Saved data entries
....

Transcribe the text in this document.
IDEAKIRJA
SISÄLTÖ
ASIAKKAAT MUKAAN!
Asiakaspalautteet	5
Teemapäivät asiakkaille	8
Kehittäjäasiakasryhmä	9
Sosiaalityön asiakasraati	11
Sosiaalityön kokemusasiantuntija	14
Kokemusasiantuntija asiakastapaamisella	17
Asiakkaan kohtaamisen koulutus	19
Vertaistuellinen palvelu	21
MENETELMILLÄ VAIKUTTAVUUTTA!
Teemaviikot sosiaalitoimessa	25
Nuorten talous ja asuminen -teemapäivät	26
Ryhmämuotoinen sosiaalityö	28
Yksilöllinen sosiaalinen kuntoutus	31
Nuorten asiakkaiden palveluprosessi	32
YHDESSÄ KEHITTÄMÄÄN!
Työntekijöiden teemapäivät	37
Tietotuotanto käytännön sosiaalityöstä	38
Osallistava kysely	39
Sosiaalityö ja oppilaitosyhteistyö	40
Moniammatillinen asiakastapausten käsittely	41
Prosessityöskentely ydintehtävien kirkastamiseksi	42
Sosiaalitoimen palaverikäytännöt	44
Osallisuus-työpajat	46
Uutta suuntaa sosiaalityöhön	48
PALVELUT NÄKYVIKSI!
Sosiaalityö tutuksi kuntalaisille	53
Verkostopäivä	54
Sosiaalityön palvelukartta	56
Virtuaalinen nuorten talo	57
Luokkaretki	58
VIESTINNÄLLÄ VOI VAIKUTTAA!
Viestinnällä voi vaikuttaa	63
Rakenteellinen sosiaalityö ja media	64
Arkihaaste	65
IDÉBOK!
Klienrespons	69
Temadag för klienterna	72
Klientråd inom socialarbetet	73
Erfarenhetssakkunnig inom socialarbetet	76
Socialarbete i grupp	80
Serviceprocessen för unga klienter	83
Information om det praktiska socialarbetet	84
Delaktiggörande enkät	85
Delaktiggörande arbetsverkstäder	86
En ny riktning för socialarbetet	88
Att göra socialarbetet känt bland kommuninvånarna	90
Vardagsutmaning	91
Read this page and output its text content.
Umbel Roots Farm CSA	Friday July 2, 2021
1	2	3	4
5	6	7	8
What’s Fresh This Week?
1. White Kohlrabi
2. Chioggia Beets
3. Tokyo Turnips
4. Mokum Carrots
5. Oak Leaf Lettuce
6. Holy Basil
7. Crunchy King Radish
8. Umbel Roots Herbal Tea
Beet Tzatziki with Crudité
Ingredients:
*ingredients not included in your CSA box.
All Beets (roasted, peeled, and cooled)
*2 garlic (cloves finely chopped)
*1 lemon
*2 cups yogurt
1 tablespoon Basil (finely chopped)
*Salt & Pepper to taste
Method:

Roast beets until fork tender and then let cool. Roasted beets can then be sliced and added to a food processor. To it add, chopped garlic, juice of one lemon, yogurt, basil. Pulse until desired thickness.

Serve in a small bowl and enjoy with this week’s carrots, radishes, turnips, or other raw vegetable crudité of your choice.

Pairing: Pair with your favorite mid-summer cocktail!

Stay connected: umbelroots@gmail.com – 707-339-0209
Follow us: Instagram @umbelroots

....

> PROMPT: Search the data above for lines holding "inom" and copy each of them.

> ANSWER BELOW:
Klientråd inom socialarbetet	73
Erfarenhetssakkunnig inom socialarbetet	76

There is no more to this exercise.